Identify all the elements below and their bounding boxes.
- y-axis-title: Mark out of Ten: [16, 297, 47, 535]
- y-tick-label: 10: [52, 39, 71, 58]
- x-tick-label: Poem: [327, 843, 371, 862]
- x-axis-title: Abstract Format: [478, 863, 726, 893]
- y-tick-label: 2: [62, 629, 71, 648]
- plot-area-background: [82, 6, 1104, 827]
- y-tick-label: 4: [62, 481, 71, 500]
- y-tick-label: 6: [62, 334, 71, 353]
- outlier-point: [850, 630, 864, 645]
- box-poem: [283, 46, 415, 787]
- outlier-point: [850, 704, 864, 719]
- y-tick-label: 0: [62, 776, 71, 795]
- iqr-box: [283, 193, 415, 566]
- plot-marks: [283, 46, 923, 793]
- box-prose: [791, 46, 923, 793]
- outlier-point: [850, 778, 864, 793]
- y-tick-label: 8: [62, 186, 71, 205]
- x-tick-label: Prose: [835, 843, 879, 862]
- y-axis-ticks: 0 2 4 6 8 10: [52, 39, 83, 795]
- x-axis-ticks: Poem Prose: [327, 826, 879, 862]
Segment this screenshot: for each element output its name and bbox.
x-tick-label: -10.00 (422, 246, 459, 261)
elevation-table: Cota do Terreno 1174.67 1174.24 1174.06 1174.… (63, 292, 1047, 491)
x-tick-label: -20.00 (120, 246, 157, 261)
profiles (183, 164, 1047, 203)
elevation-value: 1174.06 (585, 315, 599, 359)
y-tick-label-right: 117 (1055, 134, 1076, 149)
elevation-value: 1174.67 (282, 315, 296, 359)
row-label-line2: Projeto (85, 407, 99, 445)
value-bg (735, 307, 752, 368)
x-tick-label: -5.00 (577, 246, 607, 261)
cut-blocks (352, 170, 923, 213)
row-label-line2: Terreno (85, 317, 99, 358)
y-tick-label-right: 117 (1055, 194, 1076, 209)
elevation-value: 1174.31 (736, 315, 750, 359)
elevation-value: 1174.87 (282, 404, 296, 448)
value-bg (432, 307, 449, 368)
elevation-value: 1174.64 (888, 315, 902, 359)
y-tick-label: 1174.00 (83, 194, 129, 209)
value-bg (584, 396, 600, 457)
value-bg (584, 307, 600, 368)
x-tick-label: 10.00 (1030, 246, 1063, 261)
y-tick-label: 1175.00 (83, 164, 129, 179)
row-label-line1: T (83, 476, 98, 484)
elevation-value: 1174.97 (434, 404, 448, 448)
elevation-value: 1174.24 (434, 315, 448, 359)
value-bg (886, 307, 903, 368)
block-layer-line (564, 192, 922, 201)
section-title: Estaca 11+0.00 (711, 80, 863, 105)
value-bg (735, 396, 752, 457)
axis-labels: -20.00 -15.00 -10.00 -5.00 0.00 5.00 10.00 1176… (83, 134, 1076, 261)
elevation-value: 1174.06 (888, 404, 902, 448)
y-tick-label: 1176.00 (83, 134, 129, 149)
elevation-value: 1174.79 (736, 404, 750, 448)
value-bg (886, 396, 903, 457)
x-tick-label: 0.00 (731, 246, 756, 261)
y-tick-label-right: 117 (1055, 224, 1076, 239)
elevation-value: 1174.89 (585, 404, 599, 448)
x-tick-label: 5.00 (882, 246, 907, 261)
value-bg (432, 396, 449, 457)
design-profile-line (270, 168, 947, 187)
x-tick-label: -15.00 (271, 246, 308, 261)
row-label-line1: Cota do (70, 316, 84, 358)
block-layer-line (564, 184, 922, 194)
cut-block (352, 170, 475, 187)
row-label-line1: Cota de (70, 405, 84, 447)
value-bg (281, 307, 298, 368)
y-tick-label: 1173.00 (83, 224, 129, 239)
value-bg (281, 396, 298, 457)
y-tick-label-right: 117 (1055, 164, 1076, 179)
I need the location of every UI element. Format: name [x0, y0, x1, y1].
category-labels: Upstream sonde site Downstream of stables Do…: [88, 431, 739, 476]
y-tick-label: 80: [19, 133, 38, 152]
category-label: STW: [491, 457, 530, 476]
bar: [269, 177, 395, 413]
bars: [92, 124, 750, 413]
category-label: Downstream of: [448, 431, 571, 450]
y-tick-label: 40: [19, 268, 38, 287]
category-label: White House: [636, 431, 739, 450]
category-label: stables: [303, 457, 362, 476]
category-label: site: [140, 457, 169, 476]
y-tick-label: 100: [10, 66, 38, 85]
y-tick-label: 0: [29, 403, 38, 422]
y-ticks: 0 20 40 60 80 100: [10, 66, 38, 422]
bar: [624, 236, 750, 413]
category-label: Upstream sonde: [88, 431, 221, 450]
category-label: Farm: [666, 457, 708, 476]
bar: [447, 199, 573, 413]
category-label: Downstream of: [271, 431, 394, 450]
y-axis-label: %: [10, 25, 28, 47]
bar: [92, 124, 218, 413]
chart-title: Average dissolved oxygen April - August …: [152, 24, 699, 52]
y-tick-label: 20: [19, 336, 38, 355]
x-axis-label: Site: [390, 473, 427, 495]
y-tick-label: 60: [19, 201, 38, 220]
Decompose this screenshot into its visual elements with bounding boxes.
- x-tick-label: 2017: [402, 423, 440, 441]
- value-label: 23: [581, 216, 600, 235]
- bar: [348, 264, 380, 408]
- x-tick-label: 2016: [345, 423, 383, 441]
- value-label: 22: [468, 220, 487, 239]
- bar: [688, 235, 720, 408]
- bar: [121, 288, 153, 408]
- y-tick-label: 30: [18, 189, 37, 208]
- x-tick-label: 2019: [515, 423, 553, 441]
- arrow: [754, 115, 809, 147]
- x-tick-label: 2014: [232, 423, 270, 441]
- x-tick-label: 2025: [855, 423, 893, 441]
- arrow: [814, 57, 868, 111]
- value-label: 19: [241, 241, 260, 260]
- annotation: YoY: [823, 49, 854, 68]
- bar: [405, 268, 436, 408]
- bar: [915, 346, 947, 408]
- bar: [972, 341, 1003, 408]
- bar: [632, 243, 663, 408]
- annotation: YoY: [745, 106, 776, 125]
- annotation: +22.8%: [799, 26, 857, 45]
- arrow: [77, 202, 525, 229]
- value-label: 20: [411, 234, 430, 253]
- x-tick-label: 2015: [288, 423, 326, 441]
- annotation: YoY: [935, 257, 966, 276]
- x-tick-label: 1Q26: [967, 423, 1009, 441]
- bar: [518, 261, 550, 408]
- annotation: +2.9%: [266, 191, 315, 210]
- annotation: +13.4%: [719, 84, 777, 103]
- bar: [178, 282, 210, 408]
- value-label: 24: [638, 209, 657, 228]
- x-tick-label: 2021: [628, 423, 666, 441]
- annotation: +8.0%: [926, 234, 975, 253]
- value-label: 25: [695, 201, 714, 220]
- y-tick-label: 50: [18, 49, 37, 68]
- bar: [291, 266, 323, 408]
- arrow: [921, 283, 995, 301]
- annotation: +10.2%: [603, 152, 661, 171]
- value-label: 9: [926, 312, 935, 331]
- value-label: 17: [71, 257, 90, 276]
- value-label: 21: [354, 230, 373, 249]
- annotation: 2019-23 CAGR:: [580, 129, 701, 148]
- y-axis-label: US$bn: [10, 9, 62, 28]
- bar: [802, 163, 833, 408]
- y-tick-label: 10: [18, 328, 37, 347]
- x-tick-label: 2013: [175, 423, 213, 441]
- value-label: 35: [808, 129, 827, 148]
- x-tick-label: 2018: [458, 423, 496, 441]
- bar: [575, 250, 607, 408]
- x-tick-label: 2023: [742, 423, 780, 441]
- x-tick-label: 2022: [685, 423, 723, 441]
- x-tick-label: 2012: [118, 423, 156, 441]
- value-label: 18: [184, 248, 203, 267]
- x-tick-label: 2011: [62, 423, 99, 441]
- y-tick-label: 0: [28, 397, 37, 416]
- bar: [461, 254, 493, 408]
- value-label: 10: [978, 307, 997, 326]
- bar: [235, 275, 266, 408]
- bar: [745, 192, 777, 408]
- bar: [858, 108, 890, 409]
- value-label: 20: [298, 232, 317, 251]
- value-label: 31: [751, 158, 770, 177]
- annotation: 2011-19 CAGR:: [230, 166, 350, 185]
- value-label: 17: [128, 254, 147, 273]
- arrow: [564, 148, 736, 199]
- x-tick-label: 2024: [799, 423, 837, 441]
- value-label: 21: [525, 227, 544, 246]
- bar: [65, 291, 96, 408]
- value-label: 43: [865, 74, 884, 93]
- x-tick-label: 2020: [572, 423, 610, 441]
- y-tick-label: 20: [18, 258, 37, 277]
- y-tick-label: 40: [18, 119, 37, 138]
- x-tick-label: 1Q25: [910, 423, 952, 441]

##########

• _What needs to be done_: Reproduce the material verbatim, everything from its first line down to the line containing "- y-axis-ticks: 0", including both of those lines.

• _Solution for this problem_:
Identify all the elements below and their bounding boxes.
- y-axis-title: Mark out of Ten: [16, 297, 47, 535]
- y-tick-label: 10: [52, 39, 71, 58]
- x-tick-label: Poem: [327, 843, 371, 862]
- x-axis-title: Abstract Format: [478, 863, 726, 893]
- y-tick-label: 2: [62, 629, 71, 648]
- plot-area-background: [82, 6, 1104, 827]
- y-tick-label: 4: [62, 481, 71, 500]
- y-tick-label: 6: [62, 334, 71, 353]
- outlier-point: [850, 630, 864, 645]
- box-poem: [283, 46, 415, 787]
- outlier-point: [850, 704, 864, 719]
- y-tick-label: 0: [62, 776, 71, 795]
- iqr-box: [283, 193, 415, 566]
- plot-marks: [283, 46, 923, 793]
- box-prose: [791, 46, 923, 793]
- outlier-point: [850, 778, 864, 793]
- y-tick-label: 8: [62, 186, 71, 205]
- x-tick-label: Prose: [835, 843, 879, 862]
- y-axis-ticks: 0 2 4 6 8 10: [52, 39, 83, 795]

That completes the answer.